Excerpted text:
I’m having a pretty normal week. The usual ups and downs. But every once in a while, a whisper of sadness swirls through my head. And I think, “What have I got to be sad about?” And then I remember Tumbler Ridge all over again. I expect that feeling will be with me for a while. I can’t imagine what it must be like for the people of that town, and how long it will last for them.
Not that I need reminding. As everyone knows, the media coverage has been widespread. How extensive? A friend of mine first heard about the shooting on a Ukrainian news report. So, everyone who publishes anything has to ask themselves whether the posting is appropriate and/or necessary. Several politicians made reference to the need to set politics aside for the moment and speak to the people who need our support.
But that time has passed, and I feel that discussing the media coverage is appropriate. Two points need to be made:
First: The Obvious Question: No matter the needs of the rest of the country to deal with this, the first priority of everyone, and especially the media, must be the needs of the grieving families and the wider circle of their friends and fellow townspeople.

[Layout element entries]
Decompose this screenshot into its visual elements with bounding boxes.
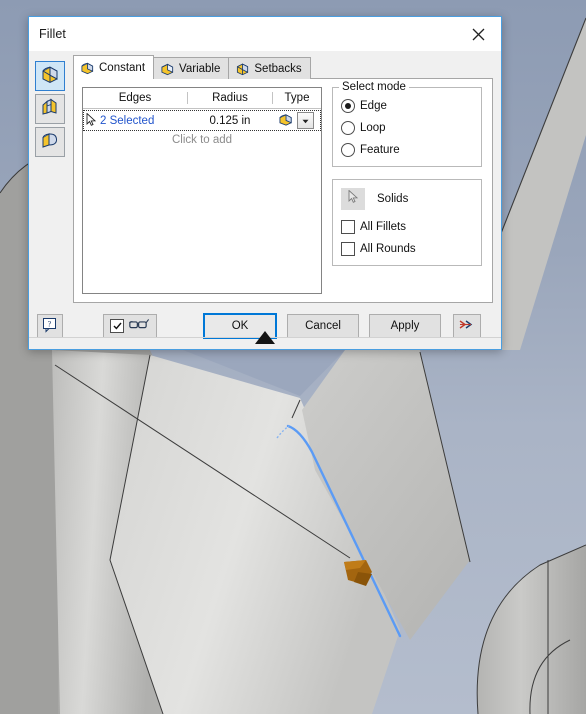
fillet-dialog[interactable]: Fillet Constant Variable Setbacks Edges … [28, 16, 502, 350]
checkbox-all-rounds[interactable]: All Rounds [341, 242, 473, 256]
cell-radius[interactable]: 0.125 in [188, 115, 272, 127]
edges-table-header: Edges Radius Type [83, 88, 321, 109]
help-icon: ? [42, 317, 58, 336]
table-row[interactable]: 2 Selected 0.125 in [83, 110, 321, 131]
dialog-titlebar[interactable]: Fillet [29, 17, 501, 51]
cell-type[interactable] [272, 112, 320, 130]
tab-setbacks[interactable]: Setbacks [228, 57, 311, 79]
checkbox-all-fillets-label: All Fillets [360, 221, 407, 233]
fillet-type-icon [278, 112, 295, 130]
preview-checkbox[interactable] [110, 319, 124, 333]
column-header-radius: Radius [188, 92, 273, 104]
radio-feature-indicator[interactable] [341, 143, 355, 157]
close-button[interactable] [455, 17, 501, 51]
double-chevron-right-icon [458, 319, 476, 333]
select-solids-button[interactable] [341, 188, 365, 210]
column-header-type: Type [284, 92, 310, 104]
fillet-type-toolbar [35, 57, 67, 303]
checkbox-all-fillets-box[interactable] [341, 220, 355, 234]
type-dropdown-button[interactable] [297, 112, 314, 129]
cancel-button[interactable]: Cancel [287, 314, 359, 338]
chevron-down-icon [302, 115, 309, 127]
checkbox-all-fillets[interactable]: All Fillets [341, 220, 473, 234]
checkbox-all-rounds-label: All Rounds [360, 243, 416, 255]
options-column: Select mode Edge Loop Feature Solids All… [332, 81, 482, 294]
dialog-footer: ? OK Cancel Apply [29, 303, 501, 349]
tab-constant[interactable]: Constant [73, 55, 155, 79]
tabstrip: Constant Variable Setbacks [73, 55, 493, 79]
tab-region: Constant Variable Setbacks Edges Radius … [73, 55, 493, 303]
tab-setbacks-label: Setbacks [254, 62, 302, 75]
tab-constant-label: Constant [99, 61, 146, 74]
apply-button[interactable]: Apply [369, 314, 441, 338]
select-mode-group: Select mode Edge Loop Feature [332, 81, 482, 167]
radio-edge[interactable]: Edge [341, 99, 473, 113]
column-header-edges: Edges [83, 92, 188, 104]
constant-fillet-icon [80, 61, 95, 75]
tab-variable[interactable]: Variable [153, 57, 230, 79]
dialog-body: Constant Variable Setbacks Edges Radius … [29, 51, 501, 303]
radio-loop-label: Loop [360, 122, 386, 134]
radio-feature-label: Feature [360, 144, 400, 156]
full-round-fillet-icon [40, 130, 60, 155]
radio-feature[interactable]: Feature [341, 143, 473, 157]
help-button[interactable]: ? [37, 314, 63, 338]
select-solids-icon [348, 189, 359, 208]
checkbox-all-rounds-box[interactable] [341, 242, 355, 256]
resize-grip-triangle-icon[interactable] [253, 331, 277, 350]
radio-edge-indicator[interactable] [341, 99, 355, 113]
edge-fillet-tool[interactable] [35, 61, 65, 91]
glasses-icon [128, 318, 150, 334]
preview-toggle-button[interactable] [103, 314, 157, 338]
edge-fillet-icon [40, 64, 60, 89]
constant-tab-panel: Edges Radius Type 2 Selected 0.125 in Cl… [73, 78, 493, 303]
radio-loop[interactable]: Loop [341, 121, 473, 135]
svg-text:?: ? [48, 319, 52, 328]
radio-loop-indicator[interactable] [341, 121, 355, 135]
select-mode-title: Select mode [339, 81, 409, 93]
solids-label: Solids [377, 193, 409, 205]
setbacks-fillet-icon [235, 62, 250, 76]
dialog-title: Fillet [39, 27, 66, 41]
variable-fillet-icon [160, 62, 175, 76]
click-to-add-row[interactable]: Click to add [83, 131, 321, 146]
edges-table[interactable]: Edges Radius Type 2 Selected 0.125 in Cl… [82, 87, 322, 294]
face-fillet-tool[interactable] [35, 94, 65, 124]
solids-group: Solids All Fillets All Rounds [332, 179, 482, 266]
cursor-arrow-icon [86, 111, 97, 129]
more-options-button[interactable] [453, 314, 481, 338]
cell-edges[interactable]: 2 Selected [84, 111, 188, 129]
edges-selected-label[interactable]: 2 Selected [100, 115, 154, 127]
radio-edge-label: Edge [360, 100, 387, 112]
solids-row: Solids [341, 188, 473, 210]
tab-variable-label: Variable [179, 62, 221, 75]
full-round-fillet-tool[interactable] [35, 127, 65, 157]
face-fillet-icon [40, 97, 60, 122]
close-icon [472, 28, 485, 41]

What is asked:
A – In the essay on the Tumbler Ridge coverage, render the sentence "I can’t imagine what it must be like for the people of that town, and how long it will last for them." in Spanish.
B – Extend the essay on the Tumbler Ridge media coverage, picking up after its final sentence.

The responses:
A – No puedo imaginar lo que debe de ser para la gente de ese pueblo, ni cuánto tiempo les durará.

B –
How Much is Too Much?
On that topic, it is very difficult to formulate a single opinion about how much media attention is proper. Yes, the people of Canada are united in their grief and horror. We want information. We need to foster the illusion that somehow that helps. But when do the numerous pictures of crying people stop being news and start becoming entertainment? When does it stop being a shared experience and start being self-satisfying?
As far as the grieving families, for some people the chance to tell others about their loved one brings a certain amount of satisfaction. Likewise, hearing the support and sympathy from such a wide range of people might help. So media facilitates the communication of emotion, and that’s the good side.
Second: A Tragedy Waiting to Happen
Many people stated over and over in the media how this situation was senseless and impossible to understand. I beg to differ. Looked at in the broader sense, the tragedy was neither isolated nor unpredictable. Statistics from the U.S., Canada and Europe are indisputable.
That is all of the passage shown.